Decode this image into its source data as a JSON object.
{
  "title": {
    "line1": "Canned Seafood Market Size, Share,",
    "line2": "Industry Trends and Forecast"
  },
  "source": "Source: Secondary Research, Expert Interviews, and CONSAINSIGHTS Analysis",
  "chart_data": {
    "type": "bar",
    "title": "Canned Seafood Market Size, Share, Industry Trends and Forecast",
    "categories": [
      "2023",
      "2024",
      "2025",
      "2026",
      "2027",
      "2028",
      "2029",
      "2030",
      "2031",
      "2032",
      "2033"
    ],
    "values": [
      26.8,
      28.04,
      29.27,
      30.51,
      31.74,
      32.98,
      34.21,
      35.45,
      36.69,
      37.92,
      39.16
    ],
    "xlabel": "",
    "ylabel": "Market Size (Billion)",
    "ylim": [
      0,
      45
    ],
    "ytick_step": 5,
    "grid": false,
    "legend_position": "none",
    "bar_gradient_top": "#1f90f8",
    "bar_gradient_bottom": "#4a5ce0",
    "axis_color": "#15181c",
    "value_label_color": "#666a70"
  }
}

——

■ **Given task**
Among the lines of the material, find those that hold the word "Industry" and copy them.

■ **Response**
    "line2": "Industry Trends and Forecast"
    "title": "Canned Seafood Market Size, Share, Industry Trends and Forecast",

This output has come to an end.